- _Description of the task_: Search the records for the word "JSON" and pick out every line that has it.
-- Begin Provided material --
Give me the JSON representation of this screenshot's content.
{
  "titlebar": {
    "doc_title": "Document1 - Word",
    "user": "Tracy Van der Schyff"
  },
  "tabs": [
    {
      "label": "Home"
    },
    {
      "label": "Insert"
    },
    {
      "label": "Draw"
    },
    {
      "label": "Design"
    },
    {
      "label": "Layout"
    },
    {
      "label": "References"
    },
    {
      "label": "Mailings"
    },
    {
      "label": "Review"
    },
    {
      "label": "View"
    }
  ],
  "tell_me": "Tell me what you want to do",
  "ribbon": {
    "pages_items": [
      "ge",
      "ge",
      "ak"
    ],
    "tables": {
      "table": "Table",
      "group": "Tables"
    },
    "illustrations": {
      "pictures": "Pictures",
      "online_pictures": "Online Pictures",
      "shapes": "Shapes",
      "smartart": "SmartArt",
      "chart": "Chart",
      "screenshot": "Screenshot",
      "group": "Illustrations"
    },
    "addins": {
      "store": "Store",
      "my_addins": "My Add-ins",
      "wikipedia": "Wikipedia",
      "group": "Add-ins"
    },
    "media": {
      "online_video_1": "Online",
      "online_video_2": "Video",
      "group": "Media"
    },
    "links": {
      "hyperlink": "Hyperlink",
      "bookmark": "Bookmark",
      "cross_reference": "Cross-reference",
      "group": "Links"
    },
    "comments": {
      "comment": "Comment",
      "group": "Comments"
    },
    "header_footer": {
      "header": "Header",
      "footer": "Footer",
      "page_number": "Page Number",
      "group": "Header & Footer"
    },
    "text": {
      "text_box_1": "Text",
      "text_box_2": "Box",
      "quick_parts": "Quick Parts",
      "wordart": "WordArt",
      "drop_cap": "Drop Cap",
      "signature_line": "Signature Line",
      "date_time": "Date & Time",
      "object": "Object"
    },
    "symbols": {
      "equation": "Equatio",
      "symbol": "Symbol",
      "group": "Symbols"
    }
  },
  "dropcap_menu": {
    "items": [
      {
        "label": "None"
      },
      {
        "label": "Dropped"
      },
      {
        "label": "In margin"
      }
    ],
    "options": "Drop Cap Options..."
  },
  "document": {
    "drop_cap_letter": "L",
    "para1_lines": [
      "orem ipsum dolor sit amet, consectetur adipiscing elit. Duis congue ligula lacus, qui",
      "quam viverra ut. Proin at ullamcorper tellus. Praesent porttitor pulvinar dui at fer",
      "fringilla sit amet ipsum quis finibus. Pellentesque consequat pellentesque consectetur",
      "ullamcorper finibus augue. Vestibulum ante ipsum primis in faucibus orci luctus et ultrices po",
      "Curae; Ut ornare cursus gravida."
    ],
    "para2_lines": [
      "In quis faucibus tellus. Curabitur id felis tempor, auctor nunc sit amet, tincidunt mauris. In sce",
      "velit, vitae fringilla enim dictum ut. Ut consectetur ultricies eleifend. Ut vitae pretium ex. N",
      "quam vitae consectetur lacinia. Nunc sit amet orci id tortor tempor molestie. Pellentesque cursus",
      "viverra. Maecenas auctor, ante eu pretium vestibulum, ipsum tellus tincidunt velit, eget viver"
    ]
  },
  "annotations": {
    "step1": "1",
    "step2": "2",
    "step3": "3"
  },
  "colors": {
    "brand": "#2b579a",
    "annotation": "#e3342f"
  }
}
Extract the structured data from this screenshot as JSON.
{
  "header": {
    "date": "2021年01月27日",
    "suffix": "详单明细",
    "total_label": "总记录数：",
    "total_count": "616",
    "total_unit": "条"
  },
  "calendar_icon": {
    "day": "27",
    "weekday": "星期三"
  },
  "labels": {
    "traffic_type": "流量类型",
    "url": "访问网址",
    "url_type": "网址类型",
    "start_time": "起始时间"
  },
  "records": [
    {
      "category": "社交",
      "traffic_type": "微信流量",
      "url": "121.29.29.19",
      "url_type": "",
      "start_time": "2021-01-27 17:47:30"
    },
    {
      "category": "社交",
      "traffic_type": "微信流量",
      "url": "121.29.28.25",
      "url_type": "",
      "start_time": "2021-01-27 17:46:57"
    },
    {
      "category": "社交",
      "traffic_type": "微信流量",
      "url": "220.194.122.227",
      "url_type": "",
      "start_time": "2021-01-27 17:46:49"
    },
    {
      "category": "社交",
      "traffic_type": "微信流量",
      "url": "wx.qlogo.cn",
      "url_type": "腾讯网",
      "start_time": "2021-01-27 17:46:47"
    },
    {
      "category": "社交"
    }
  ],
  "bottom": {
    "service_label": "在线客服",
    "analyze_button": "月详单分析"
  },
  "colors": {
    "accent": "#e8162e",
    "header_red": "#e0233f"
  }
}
-- End Provided material --
-- Begin Provided material --
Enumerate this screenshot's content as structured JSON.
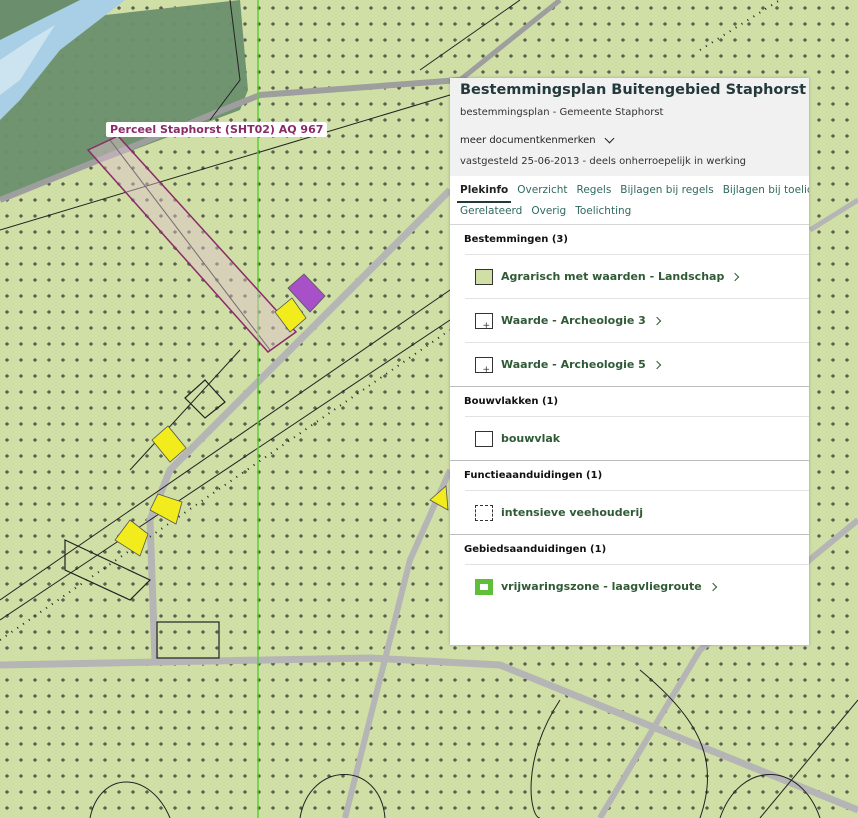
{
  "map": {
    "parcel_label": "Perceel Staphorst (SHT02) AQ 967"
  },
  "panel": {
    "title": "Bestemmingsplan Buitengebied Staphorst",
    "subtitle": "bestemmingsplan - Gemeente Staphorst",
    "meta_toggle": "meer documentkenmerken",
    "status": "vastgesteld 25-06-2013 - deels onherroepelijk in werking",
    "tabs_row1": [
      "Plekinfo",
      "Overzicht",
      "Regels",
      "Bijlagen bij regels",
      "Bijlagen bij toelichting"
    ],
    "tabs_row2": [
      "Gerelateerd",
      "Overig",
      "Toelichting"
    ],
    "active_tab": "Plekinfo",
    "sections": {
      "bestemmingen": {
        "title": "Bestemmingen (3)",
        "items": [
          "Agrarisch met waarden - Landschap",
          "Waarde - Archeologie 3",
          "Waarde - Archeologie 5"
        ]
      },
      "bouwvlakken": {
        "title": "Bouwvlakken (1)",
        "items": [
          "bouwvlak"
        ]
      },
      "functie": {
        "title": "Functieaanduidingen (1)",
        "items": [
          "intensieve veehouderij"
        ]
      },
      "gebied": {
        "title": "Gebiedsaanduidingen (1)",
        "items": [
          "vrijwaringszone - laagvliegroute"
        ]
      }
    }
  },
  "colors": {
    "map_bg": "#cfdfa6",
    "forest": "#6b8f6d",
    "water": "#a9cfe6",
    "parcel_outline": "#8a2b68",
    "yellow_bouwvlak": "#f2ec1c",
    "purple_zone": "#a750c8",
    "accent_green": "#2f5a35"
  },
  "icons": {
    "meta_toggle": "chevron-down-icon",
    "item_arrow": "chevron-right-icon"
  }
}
-- End Provided material --
- _Output of the exercise_:
Give me the JSON representation of this screenshot's content.
Extract the structured data from this screenshot as JSON.
Enumerate this screenshot's content as structured JSON.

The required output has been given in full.